PROBLEM TO WORK ON:
Copy every line of the listing below word for word, keeping the original order.
□ □ □
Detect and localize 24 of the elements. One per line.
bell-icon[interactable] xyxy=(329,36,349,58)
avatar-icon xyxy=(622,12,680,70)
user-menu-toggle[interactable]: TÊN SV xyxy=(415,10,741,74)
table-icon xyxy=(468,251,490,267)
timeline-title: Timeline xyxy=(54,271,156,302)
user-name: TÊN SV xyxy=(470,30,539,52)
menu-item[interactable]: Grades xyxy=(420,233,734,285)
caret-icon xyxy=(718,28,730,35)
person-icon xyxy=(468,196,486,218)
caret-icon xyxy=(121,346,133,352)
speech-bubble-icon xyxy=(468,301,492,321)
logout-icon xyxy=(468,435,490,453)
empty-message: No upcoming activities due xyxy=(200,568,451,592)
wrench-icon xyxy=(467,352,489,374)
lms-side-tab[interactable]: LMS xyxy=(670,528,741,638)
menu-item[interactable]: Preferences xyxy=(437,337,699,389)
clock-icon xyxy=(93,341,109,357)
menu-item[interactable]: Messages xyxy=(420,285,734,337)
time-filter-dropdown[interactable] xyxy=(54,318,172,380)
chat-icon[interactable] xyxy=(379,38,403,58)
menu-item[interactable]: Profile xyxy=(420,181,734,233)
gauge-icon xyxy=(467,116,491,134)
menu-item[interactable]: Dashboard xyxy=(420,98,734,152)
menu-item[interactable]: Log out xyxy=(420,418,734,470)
□ □ □
PROBLEM SOLUTION:
Detect and localize 24 of the elements. One per line.
bell-icon[interactable] xyxy=(329,36,349,58)
avatar-icon xyxy=(622,12,680,70)
user-menu-toggle[interactable]: TÊN SV xyxy=(415,10,741,74)
table-icon xyxy=(468,251,490,267)
timeline-title: Timeline xyxy=(54,271,156,302)
user-name: TÊN SV xyxy=(470,30,539,52)
menu-item[interactable]: Grades xyxy=(420,233,734,285)
caret-icon xyxy=(718,28,730,35)
person-icon xyxy=(468,196,486,218)
caret-icon xyxy=(121,346,133,352)
speech-bubble-icon xyxy=(468,301,492,321)
logout-icon xyxy=(468,435,490,453)
empty-message: No upcoming activities due xyxy=(200,568,451,592)
wrench-icon xyxy=(467,352,489,374)
lms-side-tab[interactable]: LMS xyxy=(670,528,741,638)
menu-item[interactable]: Preferences xyxy=(437,337,699,389)
clock-icon xyxy=(93,341,109,357)
menu-item[interactable]: Messages xyxy=(420,285,734,337)
time-filter-dropdown[interactable] xyxy=(54,318,172,380)
chat-icon[interactable] xyxy=(379,38,403,58)
menu-item[interactable]: Profile xyxy=(420,181,734,233)
gauge-icon xyxy=(467,116,491,134)
menu-item[interactable]: Dashboard xyxy=(420,98,734,152)
menu-item[interactable]: Log out xyxy=(420,418,734,470)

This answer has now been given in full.